TASK DETAILS: Return the material word for word. Do not include pictures.
::::::::
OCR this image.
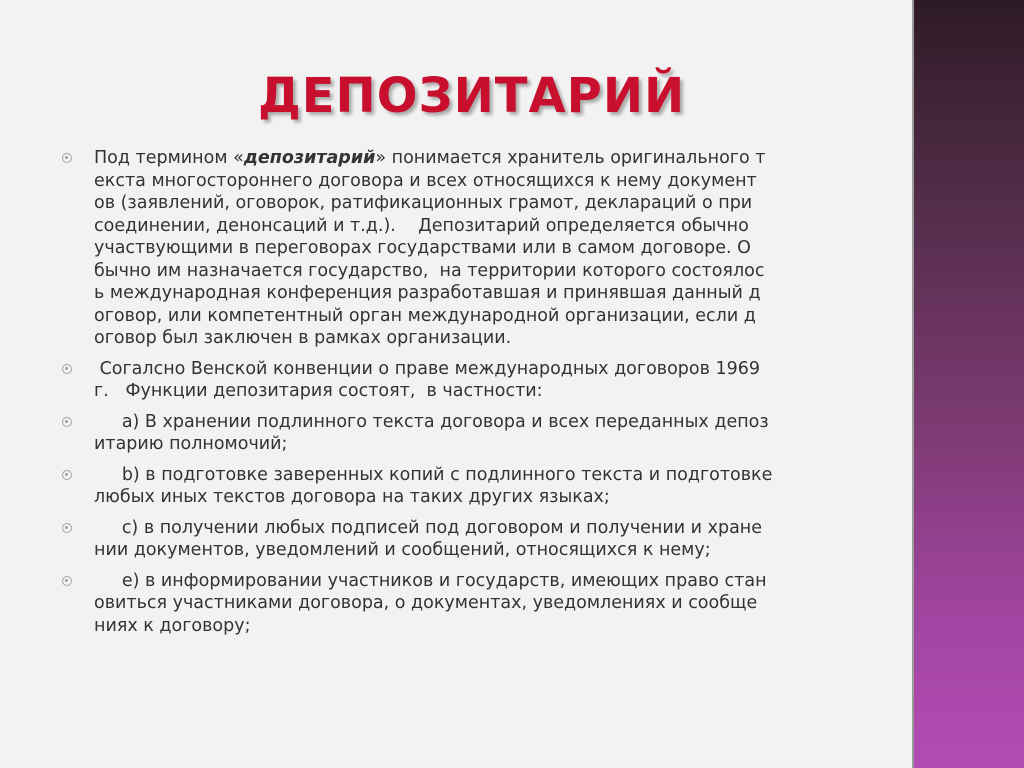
ДЕПОЗИТАРИЙ
Под термином «депозитарий» понимается хранитель оригинального т
екста многостороннего договора и всех относящихся к нему документ
ов (заявлений, оговорок, ратификационных грамот, деклараций о при
соединении, денонсаций и т.д.).    Депозитарий определяется обычно
участвующими в переговорах государствами или в самом договоре. О
бычно им назначается государство,  на территории которого состоялос
ь международная конференция разработавшая и принявшая данный д
оговор, или компетентный орган международной организации, если д
оговор был заключен в рамках организации.
Согалсно Венской конвенции о праве международных договоров 1969
г.   Функции депозитария состоят,  в частности:
а) В хранении подлинного текста договора и всех переданных депоз
итарию полномочий;
b) в подготовке заверенных копий с подлинного текста и подготовке
любых иных текстов договора на таких других языках;
c) в получении любых подписей под договором и получении и хране
нии документов, уведомлений и сообщений, относящихся к нему;
e) в информировании участников и государств, имеющих право стан
овиться участниками договора, о документах, уведомлениях и сообще
ниях к договору;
::::::::
TASK ANSWER:
OCR this image.
ДЕПОЗИТАРИЙ
Под термином «депозитарий» понимается хранитель оригинального т
екста многостороннего договора и всех относящихся к нему документ
ов (заявлений, оговорок, ратификационных грамот, деклараций о при
соединении, денонсаций и т.д.).    Депозитарий определяется обычно
участвующими в переговорах государствами или в самом договоре. О
бычно им назначается государство,  на территории которого состоялос
ь международная конференция разработавшая и принявшая данный д
оговор, или компетентный орган международной организации, если д
оговор был заключен в рамках организации.
Согалсно Венской конвенции о праве международных договоров 1969
г.   Функции депозитария состоят,  в частности:
а) В хранении подлинного текста договора и всех переданных депоз
итарию полномочий;
b) в подготовке заверенных копий с подлинного текста и подготовке
любых иных текстов договора на таких других языках;
c) в получении любых подписей под договором и получении и хране
нии документов, уведомлений и сообщений, относящихся к нему;
e) в информировании участников и государств, имеющих право стан
овиться участниками договора, о документах, уведомлениях и сообще
ниях к договору;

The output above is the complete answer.